======== Records supplied

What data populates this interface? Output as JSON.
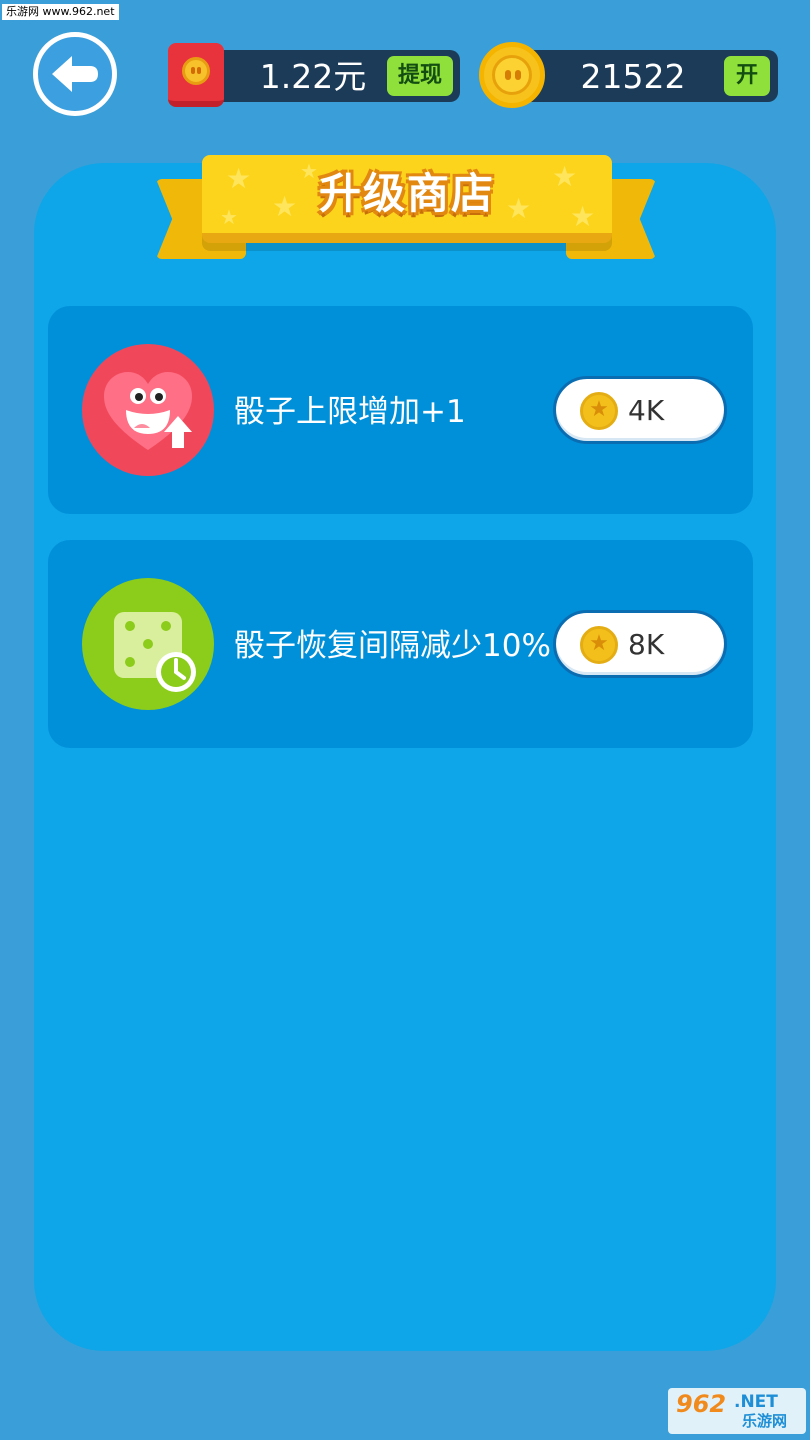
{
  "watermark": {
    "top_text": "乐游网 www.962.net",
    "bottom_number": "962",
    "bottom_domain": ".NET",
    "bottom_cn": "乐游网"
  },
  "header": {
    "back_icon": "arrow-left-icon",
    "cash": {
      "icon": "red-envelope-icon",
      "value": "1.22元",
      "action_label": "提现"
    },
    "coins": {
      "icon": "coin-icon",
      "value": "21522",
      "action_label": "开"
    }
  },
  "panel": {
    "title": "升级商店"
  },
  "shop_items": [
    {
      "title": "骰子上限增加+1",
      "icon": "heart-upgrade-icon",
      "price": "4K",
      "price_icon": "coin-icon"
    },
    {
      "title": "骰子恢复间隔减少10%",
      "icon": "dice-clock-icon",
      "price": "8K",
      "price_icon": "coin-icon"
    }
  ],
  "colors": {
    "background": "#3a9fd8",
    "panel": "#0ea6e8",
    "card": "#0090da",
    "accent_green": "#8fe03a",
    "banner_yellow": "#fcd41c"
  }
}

================
======== Records supplied

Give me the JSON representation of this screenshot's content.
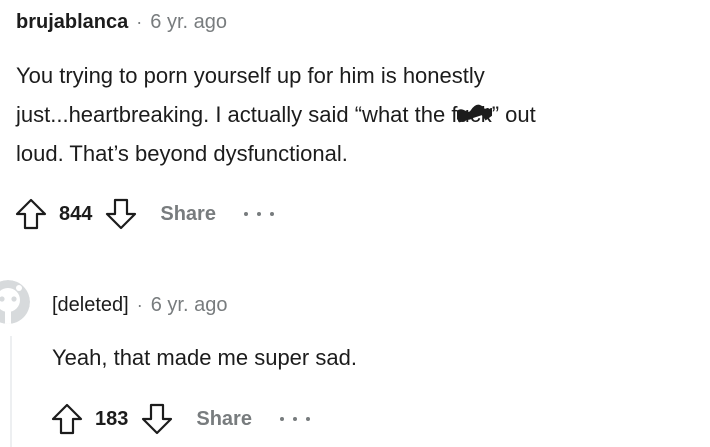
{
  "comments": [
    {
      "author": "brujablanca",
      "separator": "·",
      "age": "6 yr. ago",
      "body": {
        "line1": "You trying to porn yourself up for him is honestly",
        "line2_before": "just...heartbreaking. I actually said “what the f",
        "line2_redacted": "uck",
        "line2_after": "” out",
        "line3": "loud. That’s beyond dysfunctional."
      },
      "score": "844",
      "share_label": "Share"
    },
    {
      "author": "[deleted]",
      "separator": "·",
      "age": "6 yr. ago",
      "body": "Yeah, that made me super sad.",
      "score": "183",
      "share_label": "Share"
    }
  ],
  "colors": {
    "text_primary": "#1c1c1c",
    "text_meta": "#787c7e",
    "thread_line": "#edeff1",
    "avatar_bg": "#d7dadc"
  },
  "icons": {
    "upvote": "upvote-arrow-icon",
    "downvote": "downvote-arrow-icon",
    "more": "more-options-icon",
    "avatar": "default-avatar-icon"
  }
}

================

Every line that holds the word "JSON" should be extracted.

_Solution to the problem:_
What data populates this interface? Output as JSON.
Give me the JSON representation of this screenshot's content.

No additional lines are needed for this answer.